— START —

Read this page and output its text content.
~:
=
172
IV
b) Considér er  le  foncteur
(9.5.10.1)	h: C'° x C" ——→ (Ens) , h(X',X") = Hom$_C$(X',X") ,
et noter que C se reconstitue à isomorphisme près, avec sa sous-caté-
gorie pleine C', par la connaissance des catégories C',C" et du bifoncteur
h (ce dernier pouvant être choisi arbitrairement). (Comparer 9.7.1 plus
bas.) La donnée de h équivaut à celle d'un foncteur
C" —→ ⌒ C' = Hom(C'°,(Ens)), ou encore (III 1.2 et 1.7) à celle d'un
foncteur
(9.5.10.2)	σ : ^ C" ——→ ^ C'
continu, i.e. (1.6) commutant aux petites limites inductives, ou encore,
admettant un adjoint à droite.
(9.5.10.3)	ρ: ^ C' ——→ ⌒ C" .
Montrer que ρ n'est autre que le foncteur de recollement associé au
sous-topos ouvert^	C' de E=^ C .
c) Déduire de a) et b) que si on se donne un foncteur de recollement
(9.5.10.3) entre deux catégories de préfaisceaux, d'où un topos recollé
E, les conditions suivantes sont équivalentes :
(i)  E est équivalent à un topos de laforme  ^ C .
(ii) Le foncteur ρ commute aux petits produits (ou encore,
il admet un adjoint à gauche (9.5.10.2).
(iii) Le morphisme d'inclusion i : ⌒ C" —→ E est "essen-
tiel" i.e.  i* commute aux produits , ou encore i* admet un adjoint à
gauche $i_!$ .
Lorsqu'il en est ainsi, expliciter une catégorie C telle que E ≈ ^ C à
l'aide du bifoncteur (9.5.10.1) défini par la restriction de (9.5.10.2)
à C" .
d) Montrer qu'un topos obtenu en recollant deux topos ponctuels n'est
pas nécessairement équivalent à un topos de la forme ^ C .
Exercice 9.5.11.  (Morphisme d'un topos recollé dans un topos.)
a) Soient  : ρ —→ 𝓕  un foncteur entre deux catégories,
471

— END —
— START —

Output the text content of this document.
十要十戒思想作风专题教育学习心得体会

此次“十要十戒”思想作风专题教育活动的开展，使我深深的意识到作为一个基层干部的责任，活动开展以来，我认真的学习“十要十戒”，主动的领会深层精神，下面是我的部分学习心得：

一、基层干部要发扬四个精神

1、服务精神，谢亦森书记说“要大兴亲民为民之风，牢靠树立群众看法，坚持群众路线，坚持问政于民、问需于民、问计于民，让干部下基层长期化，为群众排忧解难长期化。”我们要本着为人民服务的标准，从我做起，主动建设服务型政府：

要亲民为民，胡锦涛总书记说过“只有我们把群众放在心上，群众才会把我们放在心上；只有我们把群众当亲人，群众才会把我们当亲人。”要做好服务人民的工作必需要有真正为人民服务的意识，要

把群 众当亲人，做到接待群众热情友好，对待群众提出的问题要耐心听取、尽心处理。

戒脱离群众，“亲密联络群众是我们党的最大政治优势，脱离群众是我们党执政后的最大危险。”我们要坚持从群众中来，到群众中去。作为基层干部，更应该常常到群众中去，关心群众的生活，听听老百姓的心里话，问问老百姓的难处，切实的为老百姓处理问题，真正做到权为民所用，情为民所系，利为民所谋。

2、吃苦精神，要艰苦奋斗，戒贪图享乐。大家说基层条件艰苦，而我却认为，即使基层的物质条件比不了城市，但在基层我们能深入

— END —
— START —

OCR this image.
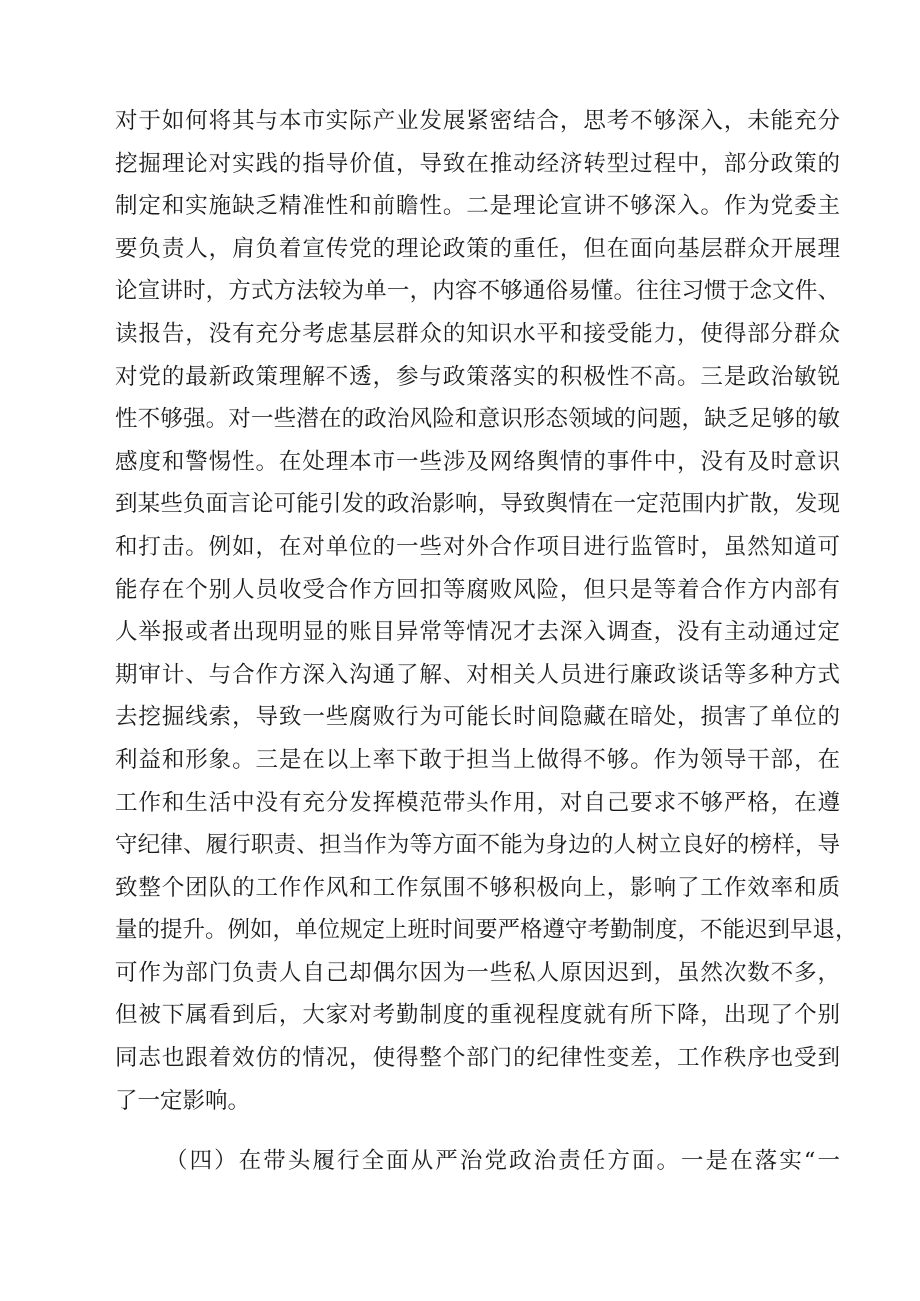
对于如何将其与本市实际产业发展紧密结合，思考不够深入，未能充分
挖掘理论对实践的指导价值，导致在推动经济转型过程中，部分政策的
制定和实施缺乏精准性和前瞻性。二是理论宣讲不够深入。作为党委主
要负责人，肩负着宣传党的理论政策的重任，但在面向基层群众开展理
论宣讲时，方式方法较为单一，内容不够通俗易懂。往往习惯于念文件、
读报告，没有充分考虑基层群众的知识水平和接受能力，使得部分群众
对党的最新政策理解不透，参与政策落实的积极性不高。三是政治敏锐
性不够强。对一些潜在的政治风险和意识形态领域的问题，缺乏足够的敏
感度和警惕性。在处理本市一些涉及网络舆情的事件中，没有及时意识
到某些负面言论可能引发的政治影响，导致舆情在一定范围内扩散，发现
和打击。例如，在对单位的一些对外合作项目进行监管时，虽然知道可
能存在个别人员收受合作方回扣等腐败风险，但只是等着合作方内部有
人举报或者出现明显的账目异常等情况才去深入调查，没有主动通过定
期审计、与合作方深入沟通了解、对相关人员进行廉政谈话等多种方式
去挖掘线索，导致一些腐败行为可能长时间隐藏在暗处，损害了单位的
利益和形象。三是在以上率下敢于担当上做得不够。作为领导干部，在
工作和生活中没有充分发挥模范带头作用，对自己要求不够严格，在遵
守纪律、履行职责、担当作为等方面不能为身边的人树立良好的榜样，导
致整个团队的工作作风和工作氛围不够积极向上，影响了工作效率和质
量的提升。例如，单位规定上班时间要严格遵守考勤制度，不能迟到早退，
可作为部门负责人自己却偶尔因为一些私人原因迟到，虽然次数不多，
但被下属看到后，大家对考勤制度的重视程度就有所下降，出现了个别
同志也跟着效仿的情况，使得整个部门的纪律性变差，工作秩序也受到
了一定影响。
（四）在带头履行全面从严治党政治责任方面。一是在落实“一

— END —

- Problem to solve
Write out every line of the entries that holds the word "produits".

- Full output
(ii) Le foncteur ρ commute aux petits produits (ou encore,
tiel" i.e.  i* commute aux produits , ou encore i* admet un adjoint à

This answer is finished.